## Exercise instructions
Return all lines where the word "text" can be found.

## Task inputs
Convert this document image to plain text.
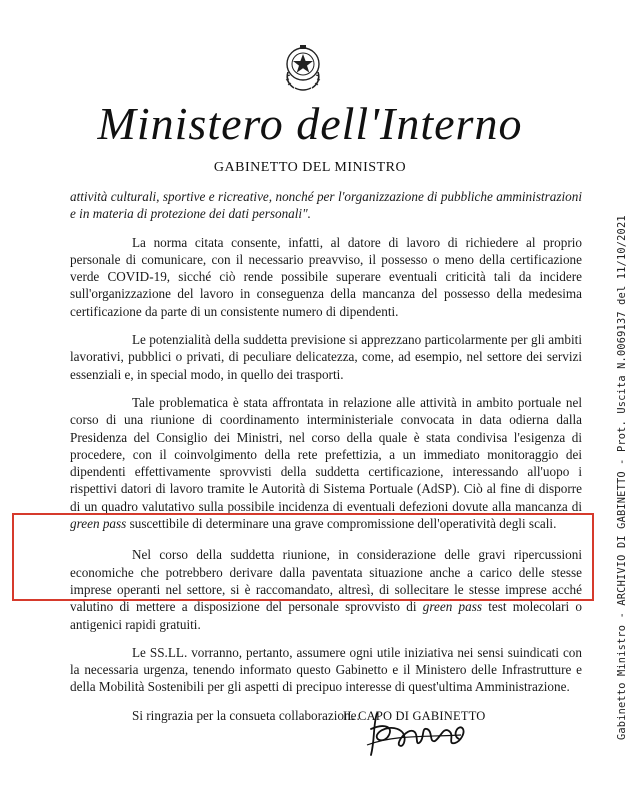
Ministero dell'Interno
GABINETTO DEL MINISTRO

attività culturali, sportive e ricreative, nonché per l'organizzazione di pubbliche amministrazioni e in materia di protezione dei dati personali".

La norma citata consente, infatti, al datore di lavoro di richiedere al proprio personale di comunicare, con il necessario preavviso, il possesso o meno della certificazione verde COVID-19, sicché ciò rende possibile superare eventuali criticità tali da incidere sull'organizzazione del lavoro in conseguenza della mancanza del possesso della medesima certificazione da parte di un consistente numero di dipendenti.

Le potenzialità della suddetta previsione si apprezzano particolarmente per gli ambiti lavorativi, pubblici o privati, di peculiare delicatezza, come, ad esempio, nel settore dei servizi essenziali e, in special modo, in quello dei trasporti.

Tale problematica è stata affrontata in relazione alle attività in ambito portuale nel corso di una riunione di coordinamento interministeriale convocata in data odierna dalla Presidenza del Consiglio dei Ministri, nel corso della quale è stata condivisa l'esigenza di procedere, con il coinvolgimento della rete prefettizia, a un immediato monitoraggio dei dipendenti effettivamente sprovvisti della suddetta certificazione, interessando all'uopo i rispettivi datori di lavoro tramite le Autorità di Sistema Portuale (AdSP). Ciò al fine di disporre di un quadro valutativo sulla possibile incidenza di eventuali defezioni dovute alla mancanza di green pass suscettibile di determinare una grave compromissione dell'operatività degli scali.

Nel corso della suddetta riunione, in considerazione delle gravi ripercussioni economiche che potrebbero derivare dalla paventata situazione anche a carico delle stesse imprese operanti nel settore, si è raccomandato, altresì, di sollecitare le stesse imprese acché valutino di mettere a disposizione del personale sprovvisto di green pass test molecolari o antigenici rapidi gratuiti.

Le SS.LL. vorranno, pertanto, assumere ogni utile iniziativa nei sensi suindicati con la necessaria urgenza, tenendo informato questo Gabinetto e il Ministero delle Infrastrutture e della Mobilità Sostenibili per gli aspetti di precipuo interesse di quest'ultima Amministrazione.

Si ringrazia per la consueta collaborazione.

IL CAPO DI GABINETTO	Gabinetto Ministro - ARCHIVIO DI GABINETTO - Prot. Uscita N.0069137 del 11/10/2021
--
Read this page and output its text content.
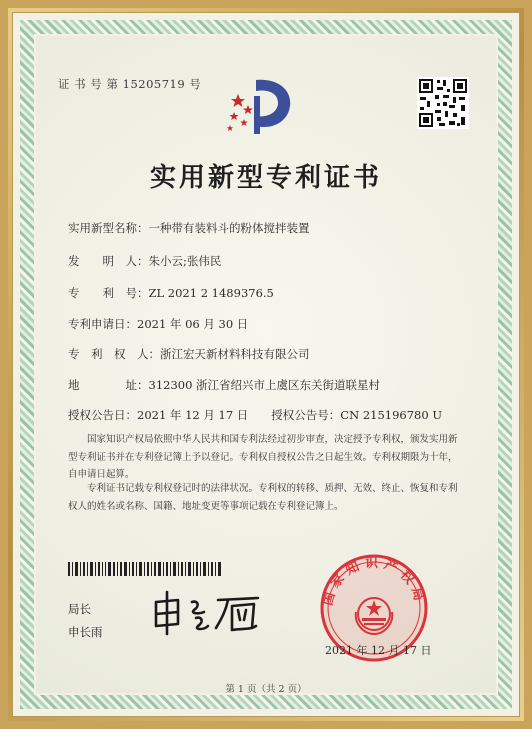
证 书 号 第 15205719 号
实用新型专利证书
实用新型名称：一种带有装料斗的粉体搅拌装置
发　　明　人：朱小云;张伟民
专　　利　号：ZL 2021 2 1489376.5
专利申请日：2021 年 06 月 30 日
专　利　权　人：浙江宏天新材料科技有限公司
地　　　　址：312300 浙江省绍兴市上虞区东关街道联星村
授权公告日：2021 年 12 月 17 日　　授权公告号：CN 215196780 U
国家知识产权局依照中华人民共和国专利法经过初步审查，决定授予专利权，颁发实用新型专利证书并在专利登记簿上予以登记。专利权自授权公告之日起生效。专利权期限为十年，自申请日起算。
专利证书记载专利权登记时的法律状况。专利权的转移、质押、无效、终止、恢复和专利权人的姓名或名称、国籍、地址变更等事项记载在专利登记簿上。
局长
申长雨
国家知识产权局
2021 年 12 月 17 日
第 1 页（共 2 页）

## Finished task
Convert this document image to plain text.
Read this page and output its text content.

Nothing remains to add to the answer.